▶ **Data provided**:
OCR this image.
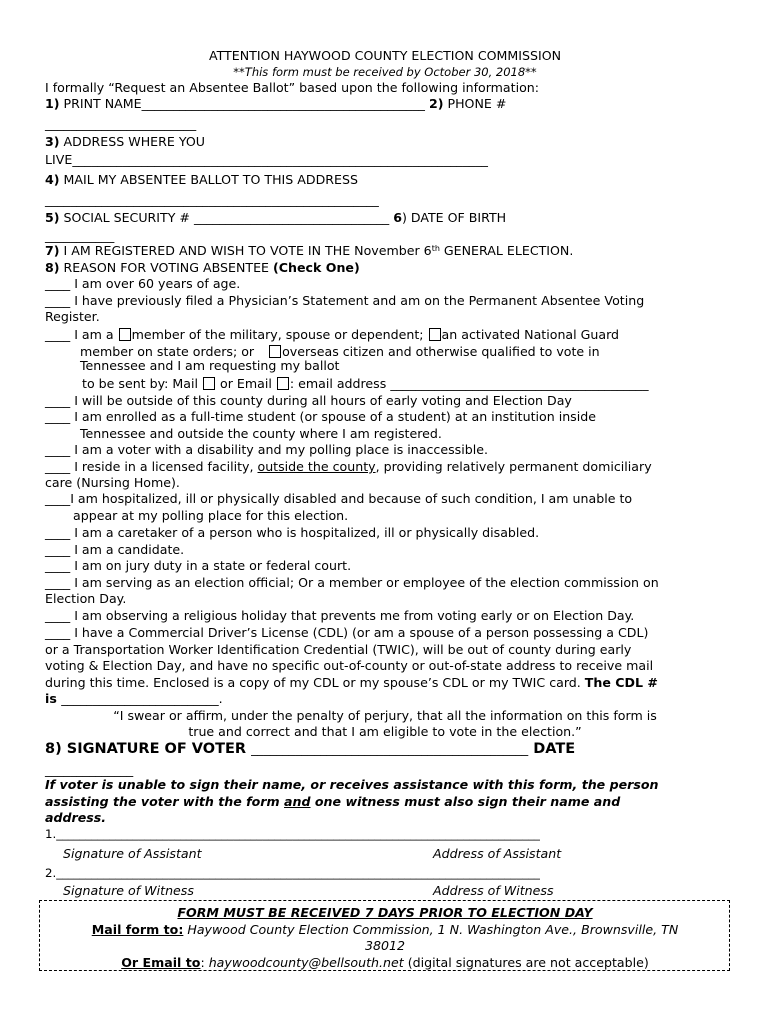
ATTENTION HAYWOOD COUNTY ELECTION COMMISSION
**This form must be received by October 30, 2018**
I formally “Request an Absentee Ballot” based upon the following information:
1) PRINT NAME_____________________________________________ 2) PHONE #
________________________
3) ADDRESS WHERE YOU
LIVE__________________________________________________________________
4) MAIL MY ABSENTEE BALLOT TO THIS ADDRESS
_____________________________________________________
5) SOCIAL SECURITY # _______________________________ 6) DATE OF BIRTH
___________
7) I AM REGISTERED AND WISH TO VOTE IN THE November 6th GENERAL ELECTION.
8) REASON FOR VOTING ABSENTEE (Check One)
____ I am over 60 years of age.
____ I have previously filed a Physician’s Statement and am on the Permanent Absentee Voting
Register.
____ I am a member of the military, spouse or dependent; an activated National Guard
member on state orders; or overseas citizen and otherwise qualified to vote in
Tennessee and I am requesting my ballot
to be sent by: Mail  or Email : email address _________________________________________
____ I will be outside of this county during all hours of early voting and Election Day
____ I am enrolled as a full-time student (or spouse of a student) at an institution inside
Tennessee and outside the county where I am registered.
____ I am a voter with a disability and my polling place is inaccessible.
____ I reside in a licensed facility, outside the county, providing relatively permanent domiciliary
care (Nursing Home).
____I am hospitalized, ill or physically disabled and because of such condition, I am unable to
appear at my polling place for this election.
____ I am a caretaker of a person who is hospitalized, ill or physically disabled.
____ I am a candidate.
____ I am on jury duty in a state or federal court.
____ I am serving as an election official; Or a member or employee of the election commission on
Election Day.
____ I am observing a religious holiday that prevents me from voting early or on Election Day.
____ I have a Commercial Driver’s License (CDL) (or am a spouse of a person possessing a CDL)
or a Transportation Worker Identification Credential (TWIC), will be out of county during early
voting & Election Day, and have no specific out-of-county or out-of-state address to receive mail
during this time. Enclosed is a copy of my CDL or my spouse’s CDL or my TWIC card. The CDL #
is _________________________.
“I swear or affirm, under the penalty of perjury, that all the information on this form is
true and correct and that I am eligible to vote in the election.”
8) SIGNATURE OF VOTER ____________________________________________ DATE
______________
If voter is unable to sign their name, or receives assistance with this form, the person
assisting the voter with the form and one witness must also sign their name and
address.
1.__________________________________________________________________________________
Signature of Assistant	Address of Assistant
2.__________________________________________________________________________________
Signature of Witness	Address of Witness
FORM MUST BE RECEIVED 7 DAYS PRIOR TO ELECTION DAY
Mail form to: Haywood County Election Commission, 1 N. Washington Ave., Brownsville, TN
38012
Or Email to: haywoodcounty@bellsouth.net (digital signatures are not acceptable)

▶ **Exercise directions**: Reproduce all of the entries word for word, skipping any pictures they hold.

▶ **Task solution**:
OCR this image.
ATTENTION HAYWOOD COUNTY ELECTION COMMISSION
**This form must be received by October 30, 2018**
I formally “Request an Absentee Ballot” based upon the following information:
1) PRINT NAME_____________________________________________ 2) PHONE #
________________________
3) ADDRESS WHERE YOU
LIVE__________________________________________________________________
4) MAIL MY ABSENTEE BALLOT TO THIS ADDRESS
_____________________________________________________
5) SOCIAL SECURITY # _______________________________ 6) DATE OF BIRTH
___________
7) I AM REGISTERED AND WISH TO VOTE IN THE November 6th GENERAL ELECTION.
8) REASON FOR VOTING ABSENTEE (Check One)
____ I am over 60 years of age.
____ I have previously filed a Physician’s Statement and am on the Permanent Absentee Voting
Register.
____ I am a member of the military, spouse or dependent; an activated National Guard
member on state orders; or overseas citizen and otherwise qualified to vote in
Tennessee and I am requesting my ballot
to be sent by: Mail  or Email : email address _________________________________________
____ I will be outside of this county during all hours of early voting and Election Day
____ I am enrolled as a full-time student (or spouse of a student) at an institution inside
Tennessee and outside the county where I am registered.
____ I am a voter with a disability and my polling place is inaccessible.
____ I reside in a licensed facility, outside the county, providing relatively permanent domiciliary
care (Nursing Home).
____I am hospitalized, ill or physically disabled and because of such condition, I am unable to
appear at my polling place for this election.
____ I am a caretaker of a person who is hospitalized, ill or physically disabled.
____ I am a candidate.
____ I am on jury duty in a state or federal court.
____ I am serving as an election official; Or a member or employee of the election commission on
Election Day.
____ I am observing a religious holiday that prevents me from voting early or on Election Day.
____ I have a Commercial Driver’s License (CDL) (or am a spouse of a person possessing a CDL)
or a Transportation Worker Identification Credential (TWIC), will be out of county during early
voting & Election Day, and have no specific out-of-county or out-of-state address to receive mail
during this time. Enclosed is a copy of my CDL or my spouse’s CDL or my TWIC card. The CDL #
is _________________________.
“I swear or affirm, under the penalty of perjury, that all the information on this form is
true and correct and that I am eligible to vote in the election.”
8) SIGNATURE OF VOTER ____________________________________________ DATE
______________
If voter is unable to sign their name, or receives assistance with this form, the person
assisting the voter with the form and one witness must also sign their name and
address.
1.__________________________________________________________________________________
Signature of Assistant	Address of Assistant
2.__________________________________________________________________________________
Signature of Witness	Address of Witness
FORM MUST BE RECEIVED 7 DAYS PRIOR TO ELECTION DAY
Mail form to: Haywood County Election Commission, 1 N. Washington Ave., Brownsville, TN
38012
Or Email to: haywoodcounty@bellsouth.net (digital signatures are not acceptable)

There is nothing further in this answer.